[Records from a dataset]
::::::::::
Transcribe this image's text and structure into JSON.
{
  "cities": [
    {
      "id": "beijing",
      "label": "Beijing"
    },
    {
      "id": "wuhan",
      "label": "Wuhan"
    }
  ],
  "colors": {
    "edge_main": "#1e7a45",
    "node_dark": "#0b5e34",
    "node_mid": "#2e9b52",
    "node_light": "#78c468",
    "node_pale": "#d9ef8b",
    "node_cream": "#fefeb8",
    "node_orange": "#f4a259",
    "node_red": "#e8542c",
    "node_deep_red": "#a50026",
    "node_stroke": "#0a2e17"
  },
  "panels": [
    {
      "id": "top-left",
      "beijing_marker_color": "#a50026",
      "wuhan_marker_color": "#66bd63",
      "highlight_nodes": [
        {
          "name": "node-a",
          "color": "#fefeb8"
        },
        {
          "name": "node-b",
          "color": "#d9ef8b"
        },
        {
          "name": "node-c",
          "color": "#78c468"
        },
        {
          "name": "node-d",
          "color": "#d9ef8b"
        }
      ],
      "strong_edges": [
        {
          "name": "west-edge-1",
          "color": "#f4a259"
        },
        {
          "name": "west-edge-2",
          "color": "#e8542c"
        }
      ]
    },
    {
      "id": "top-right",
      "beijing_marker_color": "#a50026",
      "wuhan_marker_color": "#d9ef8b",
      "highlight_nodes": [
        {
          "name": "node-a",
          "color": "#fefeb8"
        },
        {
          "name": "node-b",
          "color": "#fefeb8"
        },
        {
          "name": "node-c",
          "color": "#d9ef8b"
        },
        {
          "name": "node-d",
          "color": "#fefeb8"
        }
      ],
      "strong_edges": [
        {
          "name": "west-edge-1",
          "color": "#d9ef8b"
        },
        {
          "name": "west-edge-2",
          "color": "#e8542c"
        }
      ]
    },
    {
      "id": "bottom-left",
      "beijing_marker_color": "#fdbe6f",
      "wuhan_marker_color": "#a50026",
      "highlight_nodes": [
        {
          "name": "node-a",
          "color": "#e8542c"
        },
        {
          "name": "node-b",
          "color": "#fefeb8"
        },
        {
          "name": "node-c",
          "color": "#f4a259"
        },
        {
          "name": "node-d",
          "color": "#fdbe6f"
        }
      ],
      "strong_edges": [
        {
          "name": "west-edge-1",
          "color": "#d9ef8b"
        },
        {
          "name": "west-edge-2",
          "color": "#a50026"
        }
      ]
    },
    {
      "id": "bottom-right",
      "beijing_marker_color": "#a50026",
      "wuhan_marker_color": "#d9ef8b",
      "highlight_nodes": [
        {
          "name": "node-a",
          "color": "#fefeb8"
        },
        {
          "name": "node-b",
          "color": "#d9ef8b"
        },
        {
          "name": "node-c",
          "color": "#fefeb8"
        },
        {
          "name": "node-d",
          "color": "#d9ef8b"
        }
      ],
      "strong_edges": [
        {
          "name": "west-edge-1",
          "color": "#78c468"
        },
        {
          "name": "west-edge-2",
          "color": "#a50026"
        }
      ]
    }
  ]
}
::::::::::
Repeat the data in its entirety, character for character.

Transcribe this image's text and structure into JSON.
{
  "cities": [
    {
      "id": "beijing",
      "label": "Beijing"
    },
    {
      "id": "wuhan",
      "label": "Wuhan"
    }
  ],
  "colors": {
    "edge_main": "#1e7a45",
    "node_dark": "#0b5e34",
    "node_mid": "#2e9b52",
    "node_light": "#78c468",
    "node_pale": "#d9ef8b",
    "node_cream": "#fefeb8",
    "node_orange": "#f4a259",
    "node_red": "#e8542c",
    "node_deep_red": "#a50026",
    "node_stroke": "#0a2e17"
  },
  "panels": [
    {
      "id": "top-left",
      "beijing_marker_color": "#a50026",
      "wuhan_marker_color": "#66bd63",
      "highlight_nodes": [
        {
          "name": "node-a",
          "color": "#fefeb8"
        },
        {
          "name": "node-b",
          "color": "#d9ef8b"
        },
        {
          "name": "node-c",
          "color": "#78c468"
        },
        {
          "name": "node-d",
          "color": "#d9ef8b"
        }
      ],
      "strong_edges": [
        {
          "name": "west-edge-1",
          "color": "#f4a259"
        },
        {
          "name": "west-edge-2",
          "color": "#e8542c"
        }
      ]
    },
    {
      "id": "top-right",
      "beijing_marker_color": "#a50026",
      "wuhan_marker_color": "#d9ef8b",
      "highlight_nodes": [
        {
          "name": "node-a",
          "color": "#fefeb8"
        },
        {
          "name": "node-b",
          "color": "#fefeb8"
        },
        {
          "name": "node-c",
          "color": "#d9ef8b"
        },
        {
          "name": "node-d",
          "color": "#fefeb8"
        }
      ],
      "strong_edges": [
        {
          "name": "west-edge-1",
          "color": "#d9ef8b"
        },
        {
          "name": "west-edge-2",
          "color": "#e8542c"
        }
      ]
    },
    {
      "id": "bottom-left",
      "beijing_marker_color": "#fdbe6f",
      "wuhan_marker_color": "#a50026",
      "highlight_nodes": [
        {
          "name": "node-a",
          "color": "#e8542c"
        },
        {
          "name": "node-b",
          "color": "#fefeb8"
        },
        {
          "name": "node-c",
          "color": "#f4a259"
        },
        {
          "name": "node-d",
          "color": "#fdbe6f"
        }
      ],
      "strong_edges": [
        {
          "name": "west-edge-1",
          "color": "#d9ef8b"
        },
        {
          "name": "west-edge-2",
          "color": "#a50026"
        }
      ]
    },
    {
      "id": "bottom-right",
      "beijing_marker_color": "#a50026",
      "wuhan_marker_color": "#d9ef8b",
      "highlight_nodes": [
        {
          "name": "node-a",
          "color": "#fefeb8"
        },
        {
          "name": "node-b",
          "color": "#d9ef8b"
        },
        {
          "name": "node-c",
          "color": "#fefeb8"
        },
        {
          "name": "node-d",
          "color": "#d9ef8b"
        }
      ],
      "strong_edges": [
        {
          "name": "west-edge-1",
          "color": "#78c468"
        },
        {
          "name": "west-edge-2",
          "color": "#a50026"
        }
      ]
    }
  ]
}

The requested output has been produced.